What to work on
Extract every record, keeping each one exactly as it is.

Given data
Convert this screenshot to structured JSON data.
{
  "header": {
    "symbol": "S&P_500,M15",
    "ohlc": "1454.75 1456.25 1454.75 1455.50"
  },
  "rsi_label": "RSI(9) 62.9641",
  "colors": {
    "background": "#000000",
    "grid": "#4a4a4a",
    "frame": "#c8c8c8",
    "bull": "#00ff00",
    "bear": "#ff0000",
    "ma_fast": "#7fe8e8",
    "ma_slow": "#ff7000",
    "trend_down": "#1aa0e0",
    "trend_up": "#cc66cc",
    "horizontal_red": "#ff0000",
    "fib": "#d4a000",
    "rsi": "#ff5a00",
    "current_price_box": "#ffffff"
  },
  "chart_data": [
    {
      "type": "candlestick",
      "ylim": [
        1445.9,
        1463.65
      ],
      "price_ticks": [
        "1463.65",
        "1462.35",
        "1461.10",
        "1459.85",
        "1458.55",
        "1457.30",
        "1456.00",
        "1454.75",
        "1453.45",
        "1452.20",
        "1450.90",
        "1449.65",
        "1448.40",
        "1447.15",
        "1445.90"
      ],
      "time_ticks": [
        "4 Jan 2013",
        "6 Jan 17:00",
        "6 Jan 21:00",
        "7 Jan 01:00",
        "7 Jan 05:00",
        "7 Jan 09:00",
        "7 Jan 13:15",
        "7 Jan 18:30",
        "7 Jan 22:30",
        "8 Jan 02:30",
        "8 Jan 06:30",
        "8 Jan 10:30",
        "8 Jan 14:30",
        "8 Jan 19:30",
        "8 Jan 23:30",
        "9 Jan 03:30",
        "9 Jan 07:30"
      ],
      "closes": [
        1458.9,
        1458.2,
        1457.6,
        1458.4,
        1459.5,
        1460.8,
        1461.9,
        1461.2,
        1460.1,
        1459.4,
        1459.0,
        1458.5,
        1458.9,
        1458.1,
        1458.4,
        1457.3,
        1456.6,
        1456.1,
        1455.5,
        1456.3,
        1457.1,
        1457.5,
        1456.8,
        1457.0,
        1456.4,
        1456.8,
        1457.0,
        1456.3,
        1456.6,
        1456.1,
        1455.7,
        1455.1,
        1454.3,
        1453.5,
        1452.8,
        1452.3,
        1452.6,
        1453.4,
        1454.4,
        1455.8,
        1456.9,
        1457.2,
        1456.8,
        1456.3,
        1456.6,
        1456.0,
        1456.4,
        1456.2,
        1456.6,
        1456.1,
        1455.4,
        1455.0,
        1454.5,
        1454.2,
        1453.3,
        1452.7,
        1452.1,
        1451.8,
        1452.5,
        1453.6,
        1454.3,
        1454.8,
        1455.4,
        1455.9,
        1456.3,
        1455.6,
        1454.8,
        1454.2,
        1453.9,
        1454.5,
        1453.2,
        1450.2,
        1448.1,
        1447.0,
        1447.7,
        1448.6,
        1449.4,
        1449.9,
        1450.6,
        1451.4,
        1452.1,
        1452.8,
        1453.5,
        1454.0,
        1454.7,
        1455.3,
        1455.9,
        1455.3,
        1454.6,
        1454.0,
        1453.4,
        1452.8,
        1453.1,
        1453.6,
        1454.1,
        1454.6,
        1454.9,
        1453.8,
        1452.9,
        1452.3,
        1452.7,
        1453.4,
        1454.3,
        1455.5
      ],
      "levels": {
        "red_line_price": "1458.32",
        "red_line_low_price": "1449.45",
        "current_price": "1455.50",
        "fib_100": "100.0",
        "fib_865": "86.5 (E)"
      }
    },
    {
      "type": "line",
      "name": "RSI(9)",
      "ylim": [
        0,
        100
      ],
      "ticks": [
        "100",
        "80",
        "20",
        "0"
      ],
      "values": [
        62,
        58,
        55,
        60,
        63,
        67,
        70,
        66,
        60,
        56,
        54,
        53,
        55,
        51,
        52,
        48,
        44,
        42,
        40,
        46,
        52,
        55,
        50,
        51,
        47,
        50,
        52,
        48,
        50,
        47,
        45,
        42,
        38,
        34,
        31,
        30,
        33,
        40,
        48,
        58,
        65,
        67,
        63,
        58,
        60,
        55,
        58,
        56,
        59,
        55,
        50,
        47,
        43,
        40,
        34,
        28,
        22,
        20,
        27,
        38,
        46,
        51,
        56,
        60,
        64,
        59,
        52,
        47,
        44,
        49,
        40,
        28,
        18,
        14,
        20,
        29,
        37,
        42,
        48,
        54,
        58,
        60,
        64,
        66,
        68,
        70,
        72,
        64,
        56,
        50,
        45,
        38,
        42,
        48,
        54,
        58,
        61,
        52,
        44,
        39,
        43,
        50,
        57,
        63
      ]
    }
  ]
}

Exercise output
Convert this screenshot to structured JSON data.
{
  "header": {
    "symbol": "S&P_500,M15",
    "ohlc": "1454.75 1456.25 1454.75 1455.50"
  },
  "rsi_label": "RSI(9) 62.9641",
  "colors": {
    "background": "#000000",
    "grid": "#4a4a4a",
    "frame": "#c8c8c8",
    "bull": "#00ff00",
    "bear": "#ff0000",
    "ma_fast": "#7fe8e8",
    "ma_slow": "#ff7000",
    "trend_down": "#1aa0e0",
    "trend_up": "#cc66cc",
    "horizontal_red": "#ff0000",
    "fib": "#d4a000",
    "rsi": "#ff5a00",
    "current_price_box": "#ffffff"
  },
  "chart_data": [
    {
      "type": "candlestick",
      "ylim": [
        1445.9,
        1463.65
      ],
      "price_ticks": [
        "1463.65",
        "1462.35",
        "1461.10",
        "1459.85",
        "1458.55",
        "1457.30",
        "1456.00",
        "1454.75",
        "1453.45",
        "1452.20",
        "1450.90",
        "1449.65",
        "1448.40",
        "1447.15",
        "1445.90"
      ],
      "time_ticks": [
        "4 Jan 2013",
        "6 Jan 17:00",
        "6 Jan 21:00",
        "7 Jan 01:00",
        "7 Jan 05:00",
        "7 Jan 09:00",
        "7 Jan 13:15",
        "7 Jan 18:30",
        "7 Jan 22:30",
        "8 Jan 02:30",
        "8 Jan 06:30",
        "8 Jan 10:30",
        "8 Jan 14:30",
        "8 Jan 19:30",
        "8 Jan 23:30",
        "9 Jan 03:30",
        "9 Jan 07:30"
      ],
      "closes": [
        1458.9,
        1458.2,
        1457.6,
        1458.4,
        1459.5,
        1460.8,
        1461.9,
        1461.2,
        1460.1,
        1459.4,
        1459.0,
        1458.5,
        1458.9,
        1458.1,
        1458.4,
        1457.3,
        1456.6,
        1456.1,
        1455.5,
        1456.3,
        1457.1,
        1457.5,
        1456.8,
        1457.0,
        1456.4,
        1456.8,
        1457.0,
        1456.3,
        1456.6,
        1456.1,
        1455.7,
        1455.1,
        1454.3,
        1453.5,
        1452.8,
        1452.3,
        1452.6,
        1453.4,
        1454.4,
        1455.8,
        1456.9,
        1457.2,
        1456.8,
        1456.3,
        1456.6,
        1456.0,
        1456.4,
        1456.2,
        1456.6,
        1456.1,
        1455.4,
        1455.0,
        1454.5,
        1454.2,
        1453.3,
        1452.7,
        1452.1,
        1451.8,
        1452.5,
        1453.6,
        1454.3,
        1454.8,
        1455.4,
        1455.9,
        1456.3,
        1455.6,
        1454.8,
        1454.2,
        1453.9,
        1454.5,
        1453.2,
        1450.2,
        1448.1,
        1447.0,
        1447.7,
        1448.6,
        1449.4,
        1449.9,
        1450.6,
        1451.4,
        1452.1,
        1452.8,
        1453.5,
        1454.0,
        1454.7,
        1455.3,
        1455.9,
        1455.3,
        1454.6,
        1454.0,
        1453.4,
        1452.8,
        1453.1,
        1453.6,
        1454.1,
        1454.6,
        1454.9,
        1453.8,
        1452.9,
        1452.3,
        1452.7,
        1453.4,
        1454.3,
        1455.5
      ],
      "levels": {
        "red_line_price": "1458.32",
        "red_line_low_price": "1449.45",
        "current_price": "1455.50",
        "fib_100": "100.0",
        "fib_865": "86.5 (E)"
      }
    },
    {
      "type": "line",
      "name": "RSI(9)",
      "ylim": [
        0,
        100
      ],
      "ticks": [
        "100",
        "80",
        "20",
        "0"
      ],
      "values": [
        62,
        58,
        55,
        60,
        63,
        67,
        70,
        66,
        60,
        56,
        54,
        53,
        55,
        51,
        52,
        48,
        44,
        42,
        40,
        46,
        52,
        55,
        50,
        51,
        47,
        50,
        52,
        48,
        50,
        47,
        45,
        42,
        38,
        34,
        31,
        30,
        33,
        40,
        48,
        58,
        65,
        67,
        63,
        58,
        60,
        55,
        58,
        56,
        59,
        55,
        50,
        47,
        43,
        40,
        34,
        28,
        22,
        20,
        27,
        38,
        46,
        51,
        56,
        60,
        64,
        59,
        52,
        47,
        44,
        49,
        40,
        28,
        18,
        14,
        20,
        29,
        37,
        42,
        48,
        54,
        58,
        60,
        64,
        66,
        68,
        70,
        72,
        64,
        56,
        50,
        45,
        38,
        42,
        48,
        54,
        58,
        61,
        52,
        44,
        39,
        43,
        50,
        57,
        63
      ]
    }
  ]
}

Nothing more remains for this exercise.